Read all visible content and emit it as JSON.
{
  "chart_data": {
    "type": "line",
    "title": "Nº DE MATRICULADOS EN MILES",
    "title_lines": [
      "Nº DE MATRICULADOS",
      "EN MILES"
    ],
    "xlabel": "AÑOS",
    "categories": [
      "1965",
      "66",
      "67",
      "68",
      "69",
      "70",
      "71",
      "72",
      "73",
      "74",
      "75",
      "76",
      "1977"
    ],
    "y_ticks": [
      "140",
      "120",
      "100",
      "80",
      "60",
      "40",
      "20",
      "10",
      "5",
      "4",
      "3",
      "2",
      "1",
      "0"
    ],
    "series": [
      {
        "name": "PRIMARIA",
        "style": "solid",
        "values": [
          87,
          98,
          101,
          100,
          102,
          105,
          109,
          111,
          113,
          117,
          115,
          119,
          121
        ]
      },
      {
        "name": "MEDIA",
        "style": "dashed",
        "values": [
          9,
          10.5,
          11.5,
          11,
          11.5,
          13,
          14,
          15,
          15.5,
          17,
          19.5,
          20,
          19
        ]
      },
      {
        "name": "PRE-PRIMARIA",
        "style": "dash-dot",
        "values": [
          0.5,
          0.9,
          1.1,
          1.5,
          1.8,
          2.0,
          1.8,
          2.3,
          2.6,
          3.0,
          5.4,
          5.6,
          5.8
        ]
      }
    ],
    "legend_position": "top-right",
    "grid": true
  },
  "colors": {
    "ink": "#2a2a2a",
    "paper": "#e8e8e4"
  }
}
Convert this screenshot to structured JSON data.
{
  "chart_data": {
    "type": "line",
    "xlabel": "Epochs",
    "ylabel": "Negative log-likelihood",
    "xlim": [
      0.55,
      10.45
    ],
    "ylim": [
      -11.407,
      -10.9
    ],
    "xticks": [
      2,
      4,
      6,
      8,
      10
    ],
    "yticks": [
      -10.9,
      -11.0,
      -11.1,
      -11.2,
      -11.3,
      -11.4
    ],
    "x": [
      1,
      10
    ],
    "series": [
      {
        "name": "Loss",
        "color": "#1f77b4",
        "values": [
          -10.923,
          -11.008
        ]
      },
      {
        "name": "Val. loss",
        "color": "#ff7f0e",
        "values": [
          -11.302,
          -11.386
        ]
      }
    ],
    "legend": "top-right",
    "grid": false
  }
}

----

◆ **Goal of the exercise**
Copy out each line exactly as written.

◆ **Output for this task**
Read all visible content and emit it as JSON.
{
  "chart_data": {
    "type": "line",
    "title": "Nº DE MATRICULADOS EN MILES",
    "title_lines": [
      "Nº DE MATRICULADOS",
      "EN MILES"
    ],
    "xlabel": "AÑOS",
    "categories": [
      "1965",
      "66",
      "67",
      "68",
      "69",
      "70",
      "71",
      "72",
      "73",
      "74",
      "75",
      "76",
      "1977"
    ],
    "y_ticks": [
      "140",
      "120",
      "100",
      "80",
      "60",
      "40",
      "20",
      "10",
      "5",
      "4",
      "3",
      "2",
      "1",
      "0"
    ],
    "series": [
      {
        "name": "PRIMARIA",
        "style": "solid",
        "values": [
          87,
          98,
          101,
          100,
          102,
          105,
          109,
          111,
          113,
          117,
          115,
          119,
          121
        ]
      },
      {
        "name": "MEDIA",
        "style": "dashed",
        "values": [
          9,
          10.5,
          11.5,
          11,
          11.5,
          13,
          14,
          15,
          15.5,
          17,
          19.5,
          20,
          19
        ]
      },
      {
        "name": "PRE-PRIMARIA",
        "style": "dash-dot",
        "values": [
          0.5,
          0.9,
          1.1,
          1.5,
          1.8,
          2.0,
          1.8,
          2.3,
          2.6,
          3.0,
          5.4,
          5.6,
          5.8
        ]
      }
    ],
    "legend_position": "top-right",
    "grid": true
  },
  "colors": {
    "ink": "#2a2a2a",
    "paper": "#e8e8e4"
  }
}
Convert this screenshot to structured JSON data.
{
  "chart_data": {
    "type": "line",
    "xlabel": "Epochs",
    "ylabel": "Negative log-likelihood",
    "xlim": [
      0.55,
      10.45
    ],
    "ylim": [
      -11.407,
      -10.9
    ],
    "xticks": [
      2,
      4,
      6,
      8,
      10
    ],
    "yticks": [
      -10.9,
      -11.0,
      -11.1,
      -11.2,
      -11.3,
      -11.4
    ],
    "x": [
      1,
      10
    ],
    "series": [
      {
        "name": "Loss",
        "color": "#1f77b4",
        "values": [
          -10.923,
          -11.008
        ]
      },
      {
        "name": "Val. loss",
        "color": "#ff7f0e",
        "values": [
          -11.302,
          -11.386
        ]
      }
    ],
    "legend": "top-right",
    "grid": false
  }
}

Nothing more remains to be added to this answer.